> _Article_:
— start —

Allan Dafoe, head of the AI Governance team at FHI has written up a research agenda. It's a very large document, and I haven't gotten around to reading it all, but one of the things I would be most excited about is people in the comments quoting the most important snippets that give a big picture overview over the content of the agenda.

New to LessWrong?

New Comment
3 comments, sorted by Click to highlight new comments since: Today at 2:38 AM

I thought this was a quite good operationalisation of how hard aligning advanced AI systems might be, which I've taken from the conclusion of the overview of the technical landscape. (All of what follows is a direct quote, but it's not in quotes because the editor can't do that at the same time as bullet points.)

---

There are a broad range of implicit views about how technically hard it will be to make safe advanced AI systems. They differ on the technical difficulty of safe advanced AI systems, as well as risks of catastrophe, and rationality of regulatory systems. We might characterize them as follows:

  • Easy​: We can, with high reliability, prevent catastrophic risks with modest effort, say 1-10% of the costs of developing the system.
  • Medium: ​Reliably building safe powerful systems, whether it be nuclear power plants or advanced AI systems, is challenging. Doing so costs perhaps 10% to 100% the cost of the system (measured in the most appropriate metric, such as money, time, etc.).

— end —

> _Aim a_: According to the forum thread, what effort would the Easy view need to prevent catastrophic risks with high reliability?

> _Excerpted records_:
— start —

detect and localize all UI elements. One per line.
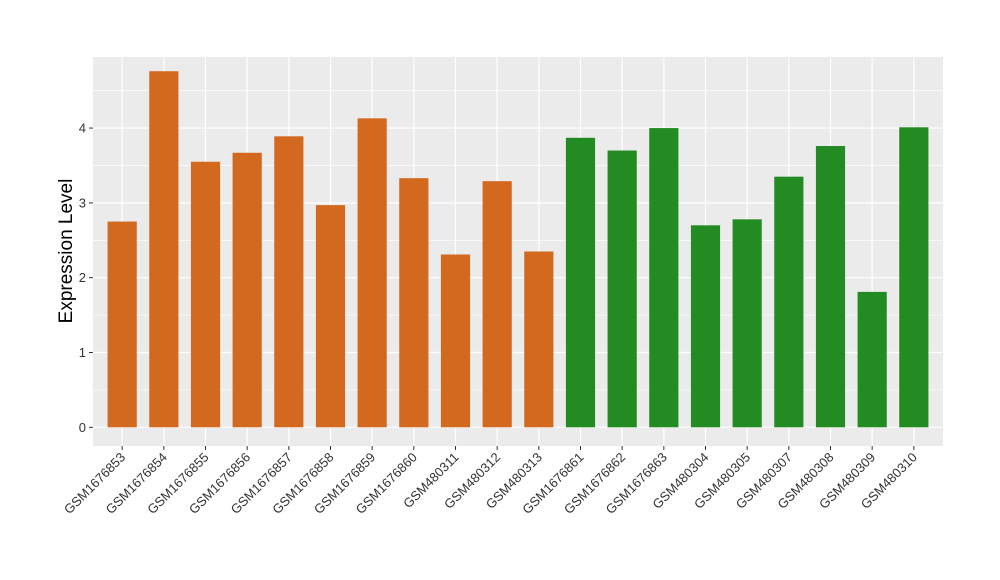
bars [107,71,929,428]
bar-GSM1676856 [232,152,262,428]
y-tick-label: 1 [79,345,86,360]
bar-GSM1676855 [190,161,221,428]
x-axis: GSM1676853GSM1676854GSM1676855GSM1676856… [61,446,920,517]
plot-panel [93,57,943,446]
bar-GSM480309 [857,291,887,428]
y-tick-label: 2 [79,270,86,285]
bar-GSM480313 [524,251,554,428]
bar-GSM480310 [899,127,929,428]
y-axis-title: Expression Level [56,179,77,324]
bar-GSM1676853 [107,221,137,428]
bar-GSM1676861 [565,137,596,428]
bar-GSM480304 [690,225,721,428]
y-tick-label: 4 [79,121,86,136]
y-tick-label: 3 [79,195,86,210]
bar-GSM480311 [440,254,471,428]
bar-GSM1676859 [357,118,387,428]
y-tick-label: 0 [79,420,86,435]
bar-GSM480305 [732,219,762,428]
bar-GSM1676863 [649,128,679,428]
bar-GSM1676857 [274,136,304,428]
bar-GSM1676854 [149,71,179,428]
bar-GSM480312 [482,181,512,428]
bar-GSM1676858 [315,205,346,428]
bar-GSM1676860 [399,178,429,428]
bar-GSM480307 [774,176,804,428]
bar-GSM480308 [815,146,846,428]
y-axis: 0 1 2 3 4 [79,121,93,435]
bar-GSM1676862 [607,150,637,428]
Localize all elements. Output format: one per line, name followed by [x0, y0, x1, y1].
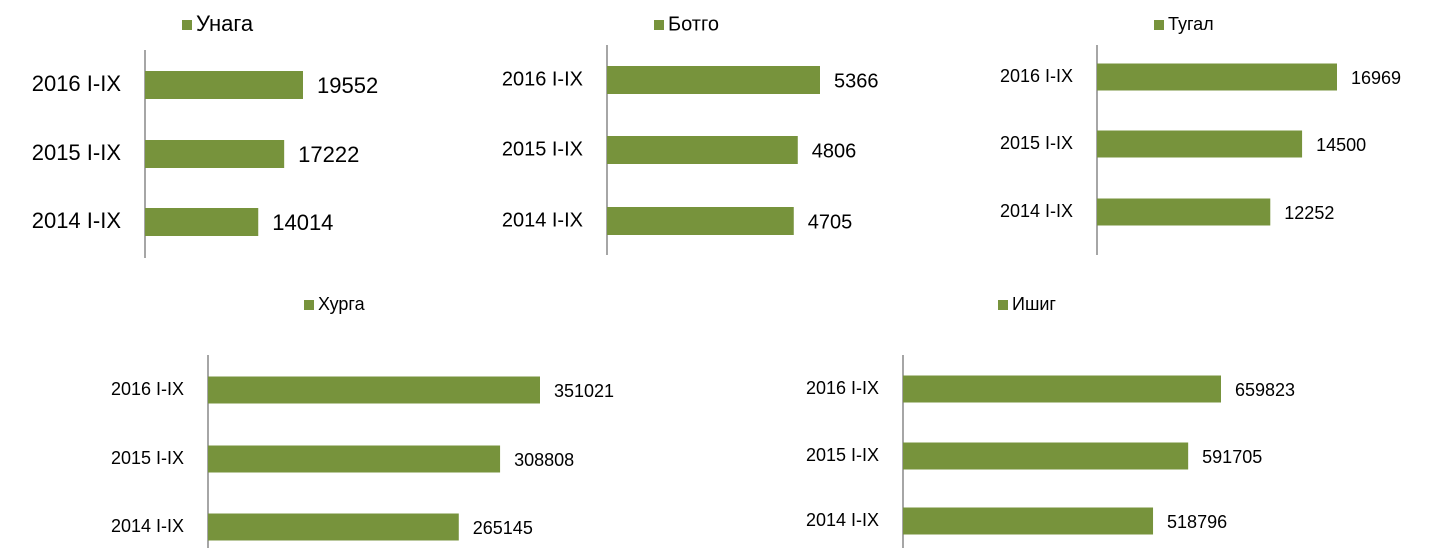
value-label: 265145: [473, 518, 533, 538]
bar: [903, 442, 1189, 470]
bar: [1097, 130, 1303, 158]
category-label: 2014 I-IX: [32, 208, 122, 233]
category-label: 2015 I-IX: [32, 140, 122, 165]
value-label: 591705: [1202, 447, 1262, 467]
value-label: 4705: [808, 211, 853, 233]
value-label: 518796: [1167, 512, 1227, 532]
category-label: 2016 I-IX: [1000, 66, 1073, 86]
category-label: 2016 I-IX: [111, 379, 184, 399]
bar: [145, 208, 259, 236]
legend-label: Тугал: [1168, 14, 1214, 34]
category-label: 2016 I-IX: [502, 68, 583, 90]
value-label: 12252: [1284, 203, 1334, 223]
value-label: 308808: [514, 450, 574, 470]
value-label: 351021: [554, 381, 614, 401]
value-label: 17222: [298, 142, 359, 167]
category-label: 2016 I-IX: [806, 378, 879, 398]
bar: [208, 513, 459, 541]
legend-swatch: [304, 300, 314, 310]
legend-swatch: [182, 20, 192, 30]
bar: [607, 136, 798, 164]
bar: [1097, 63, 1337, 91]
legend-swatch: [1154, 20, 1164, 30]
category-label: 2015 I-IX: [1000, 133, 1073, 153]
category-label: 2014 I-IX: [806, 510, 879, 530]
category-label: 2014 I-IX: [502, 209, 583, 231]
value-label: 4806: [812, 140, 857, 162]
category-label: 2016 I-IX: [32, 71, 122, 96]
category-label: 2014 I-IX: [1000, 201, 1073, 221]
value-label: 14014: [272, 210, 333, 235]
legend-label: Ишиг: [1012, 294, 1056, 314]
value-label: 14500: [1316, 135, 1366, 155]
bar: [607, 66, 820, 94]
legend-label: Хурга: [318, 294, 366, 314]
category-label: 2015 I-IX: [502, 138, 583, 160]
bar: [903, 375, 1221, 403]
bar: [145, 140, 285, 168]
legend-swatch: [998, 300, 1008, 310]
bar: [208, 445, 501, 473]
bar: [1097, 198, 1271, 226]
category-label: 2015 I-IX: [111, 448, 184, 468]
category-label: 2015 I-IX: [806, 445, 879, 465]
value-label: 5366: [834, 70, 879, 92]
legend-label: Ботго: [668, 13, 719, 35]
legend-swatch: [654, 20, 664, 30]
legend-label: Унага: [196, 11, 254, 36]
category-label: 2014 I-IX: [111, 516, 184, 536]
value-label: 16969: [1351, 68, 1401, 88]
value-label: 659823: [1235, 380, 1295, 400]
bar: [208, 376, 540, 404]
bar: [145, 71, 303, 99]
bar: [607, 207, 794, 235]
value-label: 19552: [317, 73, 378, 98]
bar: [903, 507, 1154, 535]
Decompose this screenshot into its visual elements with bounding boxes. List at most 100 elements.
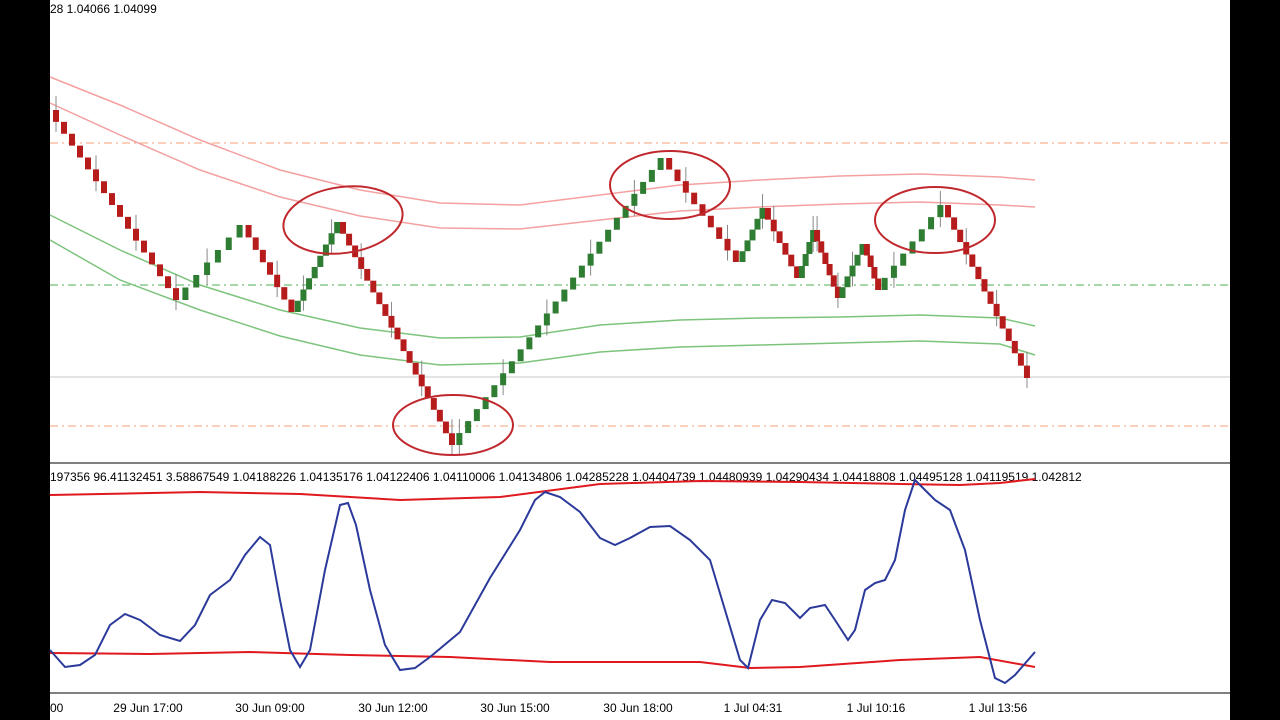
brick (133, 228, 139, 241)
brick (473, 409, 480, 422)
brick (975, 266, 982, 280)
brick (456, 433, 463, 445)
brick (430, 398, 437, 410)
brick (798, 266, 805, 278)
brick (543, 313, 550, 326)
brick (245, 225, 252, 238)
brick (716, 227, 723, 239)
brick (182, 287, 189, 300)
brick (657, 158, 664, 170)
brick (794, 266, 801, 278)
upper-band-inner (49, 102, 1036, 230)
brick (157, 264, 163, 277)
brick (214, 250, 221, 263)
brick (759, 208, 766, 219)
brick (900, 253, 907, 266)
brick (682, 181, 689, 193)
brick (322, 244, 329, 256)
indicator-values: 197356 96.41132451 3.58867549 1.04188226… (50, 470, 1082, 484)
brick (881, 277, 888, 290)
brick (839, 287, 846, 298)
brick (867, 255, 874, 267)
brick (859, 244, 866, 255)
brick (491, 385, 498, 398)
brick (93, 169, 99, 182)
brick (724, 238, 731, 251)
candles (53, 96, 1030, 455)
brick (909, 241, 916, 254)
brick (969, 254, 976, 267)
annotation-circle (282, 185, 404, 255)
brick (526, 337, 533, 350)
upper-band (49, 76, 1036, 206)
brick (1011, 340, 1018, 354)
brick (317, 255, 324, 267)
brick (267, 262, 273, 275)
indicator-line (49, 478, 1036, 685)
time-label: 1 Jul 13:56 (969, 701, 1028, 715)
brick (863, 244, 870, 256)
brick (358, 257, 365, 269)
brick (622, 205, 629, 218)
brick (508, 361, 515, 374)
brick (707, 215, 714, 228)
brick (802, 254, 809, 266)
brick (1005, 328, 1012, 341)
indicator-lower (49, 650, 1036, 670)
brick (764, 208, 771, 220)
brick (806, 242, 813, 254)
brick (225, 237, 232, 250)
brick (782, 243, 789, 255)
brick (951, 217, 958, 230)
brick (640, 181, 647, 194)
right-frame (1230, 0, 1280, 720)
brick (465, 421, 472, 434)
brick (749, 229, 756, 241)
brick (822, 252, 829, 264)
brick (770, 219, 777, 232)
brick (578, 265, 585, 278)
brick (85, 157, 91, 170)
annotation-circle (874, 186, 996, 254)
brick (788, 254, 795, 267)
brick (849, 265, 856, 277)
annotation-circle (392, 394, 514, 456)
brick (699, 204, 706, 216)
brick (388, 315, 395, 328)
brick (382, 304, 389, 316)
brick (141, 240, 147, 253)
brick (814, 230, 821, 242)
time-label: 29 Jun 17:00 (113, 701, 183, 715)
brick (259, 249, 266, 263)
brick (928, 217, 935, 230)
brick (53, 110, 59, 122)
brick (552, 301, 559, 314)
brick (77, 145, 83, 158)
brick (406, 351, 413, 363)
brick (613, 217, 620, 230)
lower-band (49, 239, 1036, 366)
brick (204, 262, 211, 275)
brick (570, 277, 577, 290)
time-label: 30 Jun 09:00 (235, 701, 305, 715)
indicator-upper (49, 478, 1036, 502)
brick (193, 275, 200, 288)
brick (117, 205, 123, 217)
brick (236, 225, 243, 238)
brick (854, 254, 861, 266)
brick (674, 169, 681, 182)
brick (400, 339, 407, 352)
brick (890, 265, 897, 278)
brick (834, 286, 841, 298)
brick (739, 251, 746, 262)
brick (826, 264, 833, 276)
brick (125, 216, 131, 229)
brick (987, 291, 994, 304)
brick (535, 325, 542, 338)
brick (288, 299, 295, 312)
brick (412, 362, 419, 375)
brick (364, 268, 371, 281)
brick (424, 386, 431, 399)
brick (605, 229, 612, 242)
brick (818, 241, 825, 253)
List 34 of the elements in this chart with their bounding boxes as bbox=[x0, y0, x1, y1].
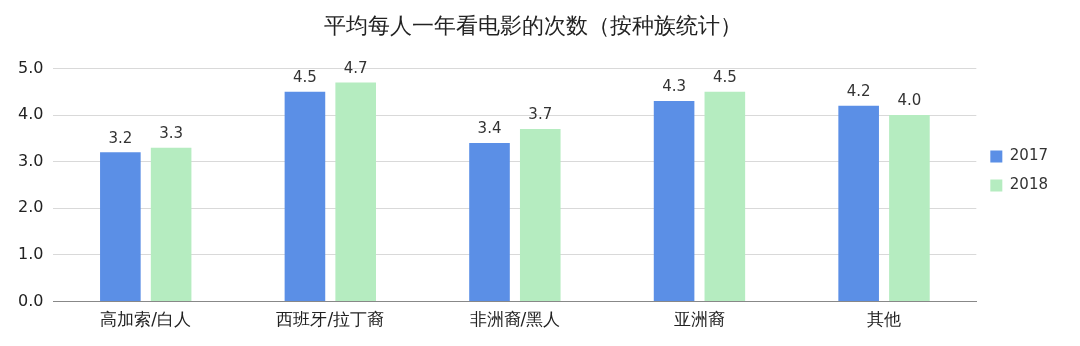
y-tick-label: 3.0 bbox=[17, 150, 44, 170]
x-tick-label: 非洲裔/黑人 bbox=[469, 309, 561, 330]
bar bbox=[519, 129, 561, 302]
chart-title: 平均每人一年看电影的次数（按种族统计） bbox=[324, 12, 742, 38]
bar bbox=[889, 115, 930, 302]
data-label: 3.3 bbox=[159, 124, 184, 143]
bar bbox=[284, 91, 326, 302]
x-tick-label: 亚洲裔 bbox=[673, 309, 725, 330]
x-tick-label: 其他 bbox=[867, 309, 902, 330]
data-label: 4.3 bbox=[662, 77, 687, 96]
data-label: 4.5 bbox=[712, 68, 737, 87]
data-label: 4.5 bbox=[293, 68, 317, 87]
legend-label: 2018 bbox=[1009, 175, 1049, 194]
y-tick-label: 4.0 bbox=[17, 104, 44, 124]
bar bbox=[469, 143, 510, 302]
bar bbox=[100, 152, 141, 302]
legend-label: 2017 bbox=[1009, 146, 1049, 165]
bar bbox=[653, 101, 695, 302]
data-label: 4.0 bbox=[897, 91, 922, 110]
data-label: 4.7 bbox=[343, 58, 368, 77]
data-label: 3.4 bbox=[477, 119, 502, 138]
bar bbox=[150, 147, 192, 302]
y-tick-label: 2.0 bbox=[17, 197, 44, 217]
y-tick-label: 0.0 bbox=[17, 290, 44, 310]
bar bbox=[335, 82, 376, 302]
bar bbox=[838, 105, 879, 302]
y-tick-label: 5.0 bbox=[17, 57, 44, 77]
data-label: 3.7 bbox=[528, 105, 553, 124]
y-tick-label: 1.0 bbox=[17, 244, 44, 264]
data-label: 3.2 bbox=[108, 128, 133, 147]
data-label: 4.2 bbox=[846, 82, 871, 101]
bar bbox=[704, 91, 746, 302]
x-tick-label: 高加索/白人 bbox=[100, 309, 192, 330]
x-tick-label: 西班牙/拉丁裔 bbox=[276, 309, 385, 330]
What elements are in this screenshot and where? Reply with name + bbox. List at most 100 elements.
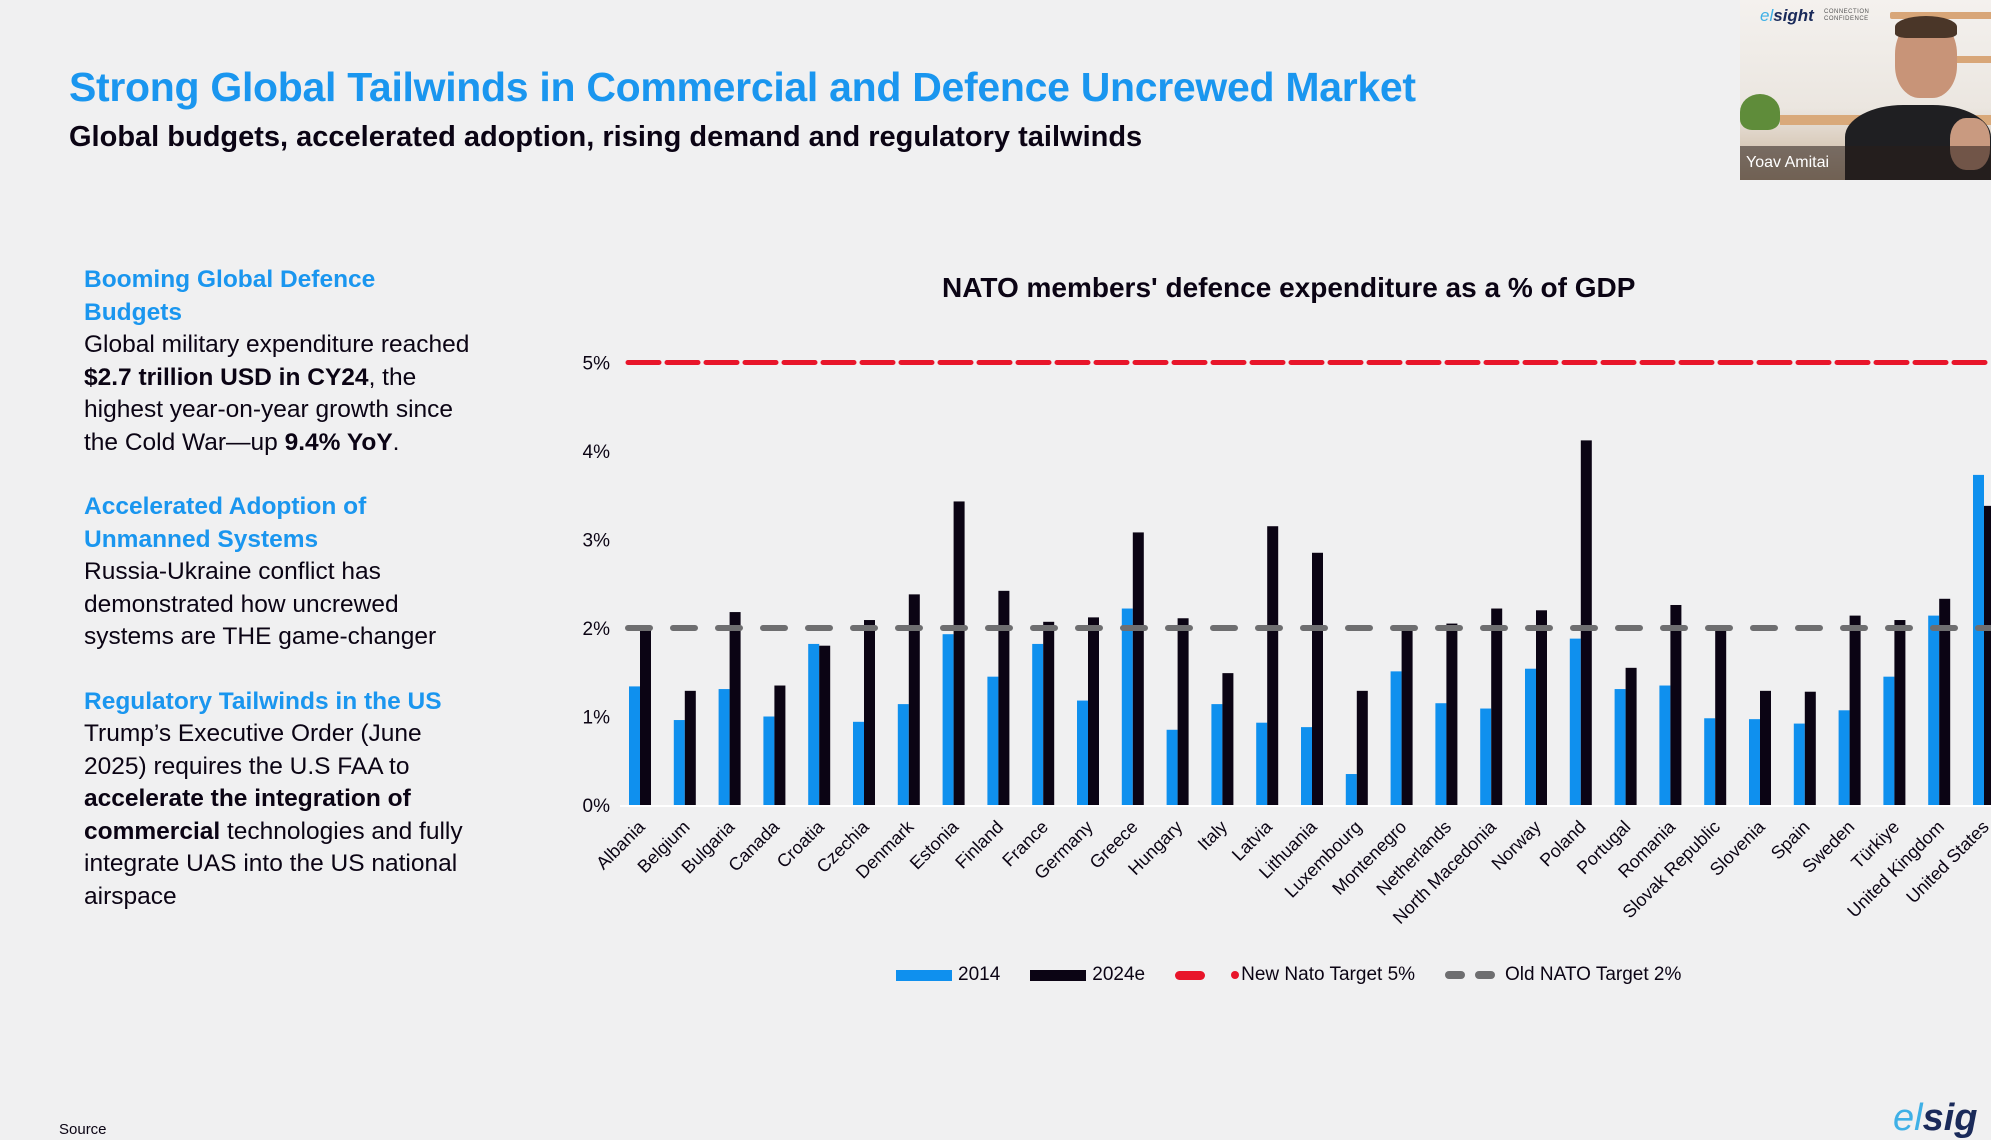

— end —

> _Aim b_: In the records, substitute "series-label" for "legend-label" in everything from the line containing "y-tick-label: 3.0 bbox=[17, 150, 44, 170]" down to the line containing "y-tick-label: 1.0 bbox=[17, 244, 44, 264]", and give back only those lines.

> _Exercise answer a_: A modest effort, about 1-10% of the costs of developing the system.

> _Exercise answer b_:
y-tick-label: 3.0 bbox=[17, 150, 44, 170]
x-tick-label: 非洲裔/黑人 bbox=[469, 309, 561, 330]
bar bbox=[519, 129, 561, 302]
chart-title: 平均每人一年看电影的次数（按种族统计） bbox=[324, 12, 742, 38]
bar bbox=[889, 115, 930, 302]
data-label: 3.3 bbox=[159, 124, 184, 143]
bar bbox=[284, 91, 326, 302]
x-tick-label: 亚洲裔 bbox=[673, 309, 725, 330]
x-tick-label: 其他 bbox=[867, 309, 902, 330]
data-label: 4.3 bbox=[662, 77, 687, 96]
data-label: 4.5 bbox=[712, 68, 737, 87]
data-label: 4.5 bbox=[293, 68, 317, 87]
series-label: 2018 bbox=[1009, 175, 1049, 194]
y-tick-label: 4.0 bbox=[17, 104, 44, 124]
bar bbox=[469, 143, 510, 302]
bar bbox=[100, 152, 141, 302]
series-label: 2017 bbox=[1009, 146, 1049, 165]
bar bbox=[653, 101, 695, 302]
data-label: 4.0 bbox=[897, 91, 922, 110]
data-label: 4.7 bbox=[343, 58, 368, 77]
data-label: 3.4 bbox=[477, 119, 502, 138]
bar bbox=[150, 147, 192, 302]
y-tick-label: 2.0 bbox=[17, 197, 44, 217]
y-tick-label: 0.0 bbox=[17, 290, 44, 310]
bar bbox=[335, 82, 376, 302]
bar bbox=[838, 105, 879, 302]
y-tick-label: 5.0 bbox=[17, 57, 44, 77]
data-label: 3.7 bbox=[528, 105, 553, 124]
y-tick-label: 1.0 bbox=[17, 244, 44, 264]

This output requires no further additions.